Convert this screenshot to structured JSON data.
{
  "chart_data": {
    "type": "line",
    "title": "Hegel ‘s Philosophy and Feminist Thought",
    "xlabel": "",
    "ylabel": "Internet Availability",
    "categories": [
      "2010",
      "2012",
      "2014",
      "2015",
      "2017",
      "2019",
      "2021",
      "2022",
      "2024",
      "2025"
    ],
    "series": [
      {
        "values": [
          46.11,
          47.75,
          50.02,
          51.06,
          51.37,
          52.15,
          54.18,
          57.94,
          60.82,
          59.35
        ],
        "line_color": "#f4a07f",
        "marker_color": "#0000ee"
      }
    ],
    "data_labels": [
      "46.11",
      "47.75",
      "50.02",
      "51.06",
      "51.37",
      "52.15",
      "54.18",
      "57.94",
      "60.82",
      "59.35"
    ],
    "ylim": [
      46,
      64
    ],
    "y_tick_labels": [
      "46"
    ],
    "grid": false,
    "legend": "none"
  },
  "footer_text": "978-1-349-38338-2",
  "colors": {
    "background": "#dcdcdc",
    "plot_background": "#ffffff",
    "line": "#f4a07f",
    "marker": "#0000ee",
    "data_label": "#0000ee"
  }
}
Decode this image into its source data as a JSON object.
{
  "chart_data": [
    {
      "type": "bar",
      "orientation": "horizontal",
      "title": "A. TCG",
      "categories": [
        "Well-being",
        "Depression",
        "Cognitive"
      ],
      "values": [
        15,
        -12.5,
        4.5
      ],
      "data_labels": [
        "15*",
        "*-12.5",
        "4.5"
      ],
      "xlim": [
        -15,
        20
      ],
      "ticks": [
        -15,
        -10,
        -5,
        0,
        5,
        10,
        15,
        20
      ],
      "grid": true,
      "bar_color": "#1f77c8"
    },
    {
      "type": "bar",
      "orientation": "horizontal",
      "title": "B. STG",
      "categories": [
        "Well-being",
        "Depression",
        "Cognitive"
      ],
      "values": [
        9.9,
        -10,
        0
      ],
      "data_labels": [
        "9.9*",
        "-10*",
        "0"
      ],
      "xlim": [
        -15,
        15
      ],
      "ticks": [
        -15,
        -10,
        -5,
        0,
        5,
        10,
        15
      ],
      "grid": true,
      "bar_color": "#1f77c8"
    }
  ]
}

⁂

REQUIREMENTS | Each line of the listing should be echoed back exactly.

EXPECTED ANSWER |
Convert this screenshot to structured JSON data.
{
  "chart_data": {
    "type": "line",
    "title": "Hegel ‘s Philosophy and Feminist Thought",
    "xlabel": "",
    "ylabel": "Internet Availability",
    "categories": [
      "2010",
      "2012",
      "2014",
      "2015",
      "2017",
      "2019",
      "2021",
      "2022",
      "2024",
      "2025"
    ],
    "series": [
      {
        "values": [
          46.11,
          47.75,
          50.02,
          51.06,
          51.37,
          52.15,
          54.18,
          57.94,
          60.82,
          59.35
        ],
        "line_color": "#f4a07f",
        "marker_color": "#0000ee"
      }
    ],
    "data_labels": [
      "46.11",
      "47.75",
      "50.02",
      "51.06",
      "51.37",
      "52.15",
      "54.18",
      "57.94",
      "60.82",
      "59.35"
    ],
    "ylim": [
      46,
      64
    ],
    "y_tick_labels": [
      "46"
    ],
    "grid": false,
    "legend": "none"
  },
  "footer_text": "978-1-349-38338-2",
  "colors": {
    "background": "#dcdcdc",
    "plot_background": "#ffffff",
    "line": "#f4a07f",
    "marker": "#0000ee",
    "data_label": "#0000ee"
  }
}
Decode this image into its source data as a JSON object.
{
  "chart_data": [
    {
      "type": "bar",
      "orientation": "horizontal",
      "title": "A. TCG",
      "categories": [
        "Well-being",
        "Depression",
        "Cognitive"
      ],
      "values": [
        15,
        -12.5,
        4.5
      ],
      "data_labels": [
        "15*",
        "*-12.5",
        "4.5"
      ],
      "xlim": [
        -15,
        20
      ],
      "ticks": [
        -15,
        -10,
        -5,
        0,
        5,
        10,
        15,
        20
      ],
      "grid": true,
      "bar_color": "#1f77c8"
    },
    {
      "type": "bar",
      "orientation": "horizontal",
      "title": "B. STG",
      "categories": [
        "Well-being",
        "Depression",
        "Cognitive"
      ],
      "values": [
        9.9,
        -10,
        0
      ],
      "data_labels": [
        "9.9*",
        "-10*",
        "0"
      ],
      "xlim": [
        -15,
        15
      ],
      "ticks": [
        -15,
        -10,
        -5,
        0,
        5,
        10,
        15
      ],
      "grid": true,
      "bar_color": "#1f77c8"
    }
  ]
}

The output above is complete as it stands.